* [EXCERPTED PASSAGE]:

Start

The Concepcion Court held, with a 5-4 majority, that the FAA prevents states from imposing rules that condition the enforceability of arbitration agreements on the availability of classwide arbitration, such as California’s Discover Bank rule.2   Justice Scalia wrote for the majority that “[r]equiring the availability of classwide arbitration interferes with fundamental attributes of arbitration and thus creates a scheme inconsistent with the FAA.” 3  Following the Supreme Court’s lead, on August 11, 2011, the Eleventh Circuit4  held that, “in light of Concepcion, [a] class action waiver in . . . arbitration agreements is enforceable under the FAA.”   Thus, Concepcion means that banks may enforce mandatory arbitration provisions against class claims, and this benefit to banks, coupled with the other benefits of arbitration, could mean big savings for banks’ litigation budgets.

End

* [STORED RECORDS]:
Start

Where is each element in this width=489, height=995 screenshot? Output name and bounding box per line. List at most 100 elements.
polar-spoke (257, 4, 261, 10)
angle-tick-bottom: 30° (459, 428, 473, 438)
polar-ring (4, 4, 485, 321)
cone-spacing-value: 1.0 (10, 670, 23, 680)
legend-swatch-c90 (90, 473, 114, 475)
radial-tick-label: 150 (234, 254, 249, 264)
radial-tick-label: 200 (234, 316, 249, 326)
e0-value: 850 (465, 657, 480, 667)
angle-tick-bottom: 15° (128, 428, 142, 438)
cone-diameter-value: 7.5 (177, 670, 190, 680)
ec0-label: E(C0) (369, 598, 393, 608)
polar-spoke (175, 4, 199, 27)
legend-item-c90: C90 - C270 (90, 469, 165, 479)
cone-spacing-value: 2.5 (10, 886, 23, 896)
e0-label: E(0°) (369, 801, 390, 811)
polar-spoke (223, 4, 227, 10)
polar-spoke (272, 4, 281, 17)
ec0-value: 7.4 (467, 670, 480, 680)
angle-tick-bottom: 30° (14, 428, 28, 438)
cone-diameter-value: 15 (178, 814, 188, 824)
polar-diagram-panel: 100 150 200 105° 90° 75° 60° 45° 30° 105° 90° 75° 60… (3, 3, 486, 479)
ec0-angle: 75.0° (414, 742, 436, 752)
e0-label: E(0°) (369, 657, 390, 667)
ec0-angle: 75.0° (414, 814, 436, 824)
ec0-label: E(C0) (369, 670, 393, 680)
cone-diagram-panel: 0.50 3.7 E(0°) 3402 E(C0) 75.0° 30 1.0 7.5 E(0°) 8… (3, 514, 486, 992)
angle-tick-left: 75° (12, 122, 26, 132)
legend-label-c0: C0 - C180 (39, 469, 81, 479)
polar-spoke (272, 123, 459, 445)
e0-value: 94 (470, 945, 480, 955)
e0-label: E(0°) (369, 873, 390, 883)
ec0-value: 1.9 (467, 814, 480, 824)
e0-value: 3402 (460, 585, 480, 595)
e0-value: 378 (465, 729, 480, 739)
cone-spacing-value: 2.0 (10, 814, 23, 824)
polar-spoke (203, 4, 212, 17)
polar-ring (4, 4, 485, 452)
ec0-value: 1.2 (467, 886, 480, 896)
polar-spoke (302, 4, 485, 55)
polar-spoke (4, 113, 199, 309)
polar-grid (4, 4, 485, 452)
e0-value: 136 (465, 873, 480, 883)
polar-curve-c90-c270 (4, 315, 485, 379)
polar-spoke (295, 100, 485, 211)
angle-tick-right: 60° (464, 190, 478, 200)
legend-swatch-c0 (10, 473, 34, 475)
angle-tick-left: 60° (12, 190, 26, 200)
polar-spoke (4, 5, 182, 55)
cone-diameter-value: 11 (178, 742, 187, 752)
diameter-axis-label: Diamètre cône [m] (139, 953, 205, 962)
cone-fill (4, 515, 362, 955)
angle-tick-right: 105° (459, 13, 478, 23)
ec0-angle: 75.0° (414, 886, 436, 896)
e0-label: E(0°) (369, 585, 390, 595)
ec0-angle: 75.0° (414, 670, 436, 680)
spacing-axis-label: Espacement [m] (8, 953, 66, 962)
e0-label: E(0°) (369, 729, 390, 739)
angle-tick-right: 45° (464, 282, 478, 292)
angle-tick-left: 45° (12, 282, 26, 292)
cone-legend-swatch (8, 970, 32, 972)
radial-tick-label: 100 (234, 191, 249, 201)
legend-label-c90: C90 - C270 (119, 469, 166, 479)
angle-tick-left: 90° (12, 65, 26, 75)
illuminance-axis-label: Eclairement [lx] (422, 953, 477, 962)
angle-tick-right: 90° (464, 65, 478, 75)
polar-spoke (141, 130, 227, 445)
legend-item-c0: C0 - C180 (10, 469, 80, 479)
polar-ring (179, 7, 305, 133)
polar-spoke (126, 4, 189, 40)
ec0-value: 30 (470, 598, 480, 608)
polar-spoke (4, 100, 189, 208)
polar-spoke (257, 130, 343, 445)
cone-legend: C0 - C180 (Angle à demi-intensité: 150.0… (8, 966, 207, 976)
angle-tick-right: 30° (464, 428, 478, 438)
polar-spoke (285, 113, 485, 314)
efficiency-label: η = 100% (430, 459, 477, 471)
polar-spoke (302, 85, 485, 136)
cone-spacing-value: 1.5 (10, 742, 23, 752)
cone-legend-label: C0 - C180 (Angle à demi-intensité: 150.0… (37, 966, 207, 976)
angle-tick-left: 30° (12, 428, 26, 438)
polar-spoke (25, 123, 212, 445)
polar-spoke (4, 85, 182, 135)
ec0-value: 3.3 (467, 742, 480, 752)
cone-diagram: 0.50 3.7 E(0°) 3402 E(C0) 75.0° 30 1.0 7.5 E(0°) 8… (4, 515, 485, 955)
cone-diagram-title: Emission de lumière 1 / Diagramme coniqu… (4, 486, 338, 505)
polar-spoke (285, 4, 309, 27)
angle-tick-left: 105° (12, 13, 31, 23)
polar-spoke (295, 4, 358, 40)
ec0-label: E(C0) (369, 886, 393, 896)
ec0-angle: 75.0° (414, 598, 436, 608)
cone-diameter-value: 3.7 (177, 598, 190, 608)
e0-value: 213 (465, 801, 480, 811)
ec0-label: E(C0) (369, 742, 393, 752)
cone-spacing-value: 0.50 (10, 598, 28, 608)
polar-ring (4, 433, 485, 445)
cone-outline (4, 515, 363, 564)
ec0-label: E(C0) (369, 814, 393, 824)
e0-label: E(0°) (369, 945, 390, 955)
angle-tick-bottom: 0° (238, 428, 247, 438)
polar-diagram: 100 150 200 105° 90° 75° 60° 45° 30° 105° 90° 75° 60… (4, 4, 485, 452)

End

* [JOBS]:
**a)** From the passage on the Concepcion ruling, quote the part that opens with the words containing "The Concepcion Court" and closes with "banks’ litigation budgets.".
**b)** According to the passage on the Concepcion ruling, on what date did the Eleventh Circuit hold that a class action waiver in arbitration agreements is enforceable under the FAA?

* [OUTPUTS FOR THE TASKS]:
**a)**
The Concepcion Court held, with a 5-4 majority, that the FAA prevents states from imposing rules that condition the enforceability of arbitration agreements on the availability of classwide arbitration, such as California’s Discover Bank rule.2   Justice Scalia wrote for the majority that “[r]equiring the availability of classwide arbitration interferes with fundamental attributes of arbitration and thus creates a scheme inconsistent with the FAA.” 3  Following the Supreme Court’s lead, on August 11, 2011, the Eleventh Circuit4  held that, “in light of Concepcion, [a] class action waiver in . . . arbitration agreements is enforceable under the FAA.”   Thus, Concepcion means that banks may enforce mandatory arbitration provisions against class claims, and this benefit to banks, coupled with the other benefits of arbitration, could mean big savings for banks’ litigation budgets.

**b)** August 11, 2011